Short task. All the records that follow need to be reproduced exactly. Omit the images.

--- BEGIN ---

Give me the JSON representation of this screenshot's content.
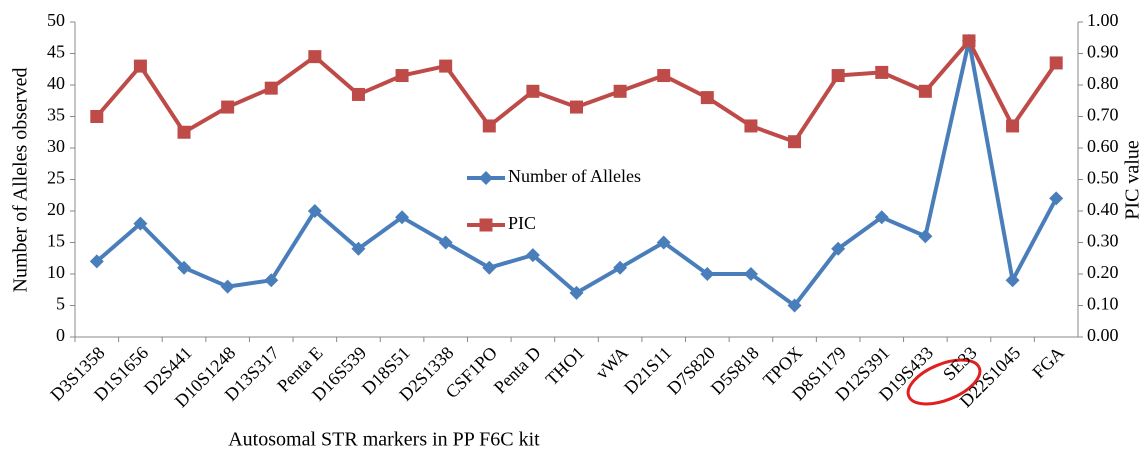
{
  "chart_data": {
    "type": "line",
    "categories": [
      "D3S1358",
      "D1S1656",
      "D2S441",
      "D10S1248",
      "D13S317",
      "Penta E",
      "D16S539",
      "D18S51",
      "D2S1338",
      "CSF1PO",
      "Penta D",
      "THO1",
      "vWA",
      "D21S11",
      "D7S820",
      "D5S818",
      "TPOX",
      "D8S1179",
      "D12S391",
      "D19S433",
      "SE33",
      "D22S1045",
      "FGA"
    ],
    "series": [
      {
        "name": "Number of Alleles",
        "color": "#4a7ebb",
        "marker": "diamond",
        "values": [
          12,
          18,
          11,
          8,
          9,
          20,
          14,
          19,
          15,
          11,
          13,
          7,
          11,
          15,
          10,
          10,
          5,
          14,
          19,
          16,
          47,
          9,
          22
        ]
      },
      {
        "name": "PIC",
        "color": "#be4b48",
        "marker": "square",
        "axis": "y2",
        "values": [
          0.7,
          0.86,
          0.65,
          0.73,
          0.79,
          0.89,
          0.77,
          0.83,
          0.86,
          0.67,
          0.78,
          0.73,
          0.78,
          0.83,
          0.76,
          0.67,
          0.62,
          0.83,
          0.84,
          0.78,
          0.94,
          0.67,
          0.87
        ]
      }
    ],
    "xlabel": "Autosomal STR markers in PP F6C kit",
    "ylabel": "Number of  Alleles  observed",
    "y2label": "PIC  value",
    "ylim": [
      0,
      50
    ],
    "yticks": [
      0,
      5,
      10,
      15,
      20,
      25,
      30,
      35,
      40,
      45,
      50
    ],
    "y2lim": [
      0,
      1
    ],
    "y2ticks": [
      {
        "value": 0,
        "label": "0.00"
      },
      {
        "value": 0.1,
        "label": "0.10"
      },
      {
        "value": 0.2,
        "label": "0.20"
      },
      {
        "value": 0.3,
        "label": "0.30"
      },
      {
        "value": 0.4,
        "label": "0.40"
      },
      {
        "value": 0.5,
        "label": "0.50"
      },
      {
        "value": 0.6,
        "label": "0.60"
      },
      {
        "value": 0.7,
        "label": "0.70"
      },
      {
        "value": 0.8,
        "label": "0.80"
      },
      {
        "value": 0.9,
        "label": "0.90"
      },
      {
        "value": 1,
        "label": "1.00"
      }
    ],
    "grid": false
  }
}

--- END ---

Written response.
Give me the JSON representation of this screenshot's content.
{
  "chart_data": {
    "type": "line",
    "categories": [
      "D3S1358",
      "D1S1656",
      "D2S441",
      "D10S1248",
      "D13S317",
      "Penta E",
      "D16S539",
      "D18S51",
      "D2S1338",
      "CSF1PO",
      "Penta D",
      "THO1",
      "vWA",
      "D21S11",
      "D7S820",
      "D5S818",
      "TPOX",
      "D8S1179",
      "D12S391",
      "D19S433",
      "SE33",
      "D22S1045",
      "FGA"
    ],
    "series": [
      {
        "name": "Number of Alleles",
        "color": "#4a7ebb",
        "marker": "diamond",
        "values": [
          12,
          18,
          11,
          8,
          9,
          20,
          14,
          19,
          15,
          11,
          13,
          7,
          11,
          15,
          10,
          10,
          5,
          14,
          19,
          16,
          47,
          9,
          22
        ]
      },
      {
        "name": "PIC",
        "color": "#be4b48",
        "marker": "square",
        "axis": "y2",
        "values": [
          0.7,
          0.86,
          0.65,
          0.73,
          0.79,
          0.89,
          0.77,
          0.83,
          0.86,
          0.67,
          0.78,
          0.73,
          0.78,
          0.83,
          0.76,
          0.67,
          0.62,
          0.83,
          0.84,
          0.78,
          0.94,
          0.67,
          0.87
        ]
      }
    ],
    "xlabel": "Autosomal STR markers in PP F6C kit",
    "ylabel": "Number of  Alleles  observed",
    "y2label": "PIC  value",
    "ylim": [
      0,
      50
    ],
    "yticks": [
      0,
      5,
      10,
      15,
      20,
      25,
      30,
      35,
      40,
      45,
      50
    ],
    "y2lim": [
      0,
      1
    ],
    "y2ticks": [
      {
        "value": 0,
        "label": "0.00"
      },
      {
        "value": 0.1,
        "label": "0.10"
      },
      {
        "value": 0.2,
        "label": "0.20"
      },
      {
        "value": 0.3,
        "label": "0.30"
      },
      {
        "value": 0.4,
        "label": "0.40"
      },
      {
        "value": 0.5,
        "label": "0.50"
      },
      {
        "value": 0.6,
        "label": "0.60"
      },
      {
        "value": 0.7,
        "label": "0.70"
      },
      {
        "value": 0.8,
        "label": "0.80"
      },
      {
        "value": 0.9,
        "label": "0.90"
      },
      {
        "value": 1,
        "label": "1.00"
      }
    ],
    "grid": false
  }
}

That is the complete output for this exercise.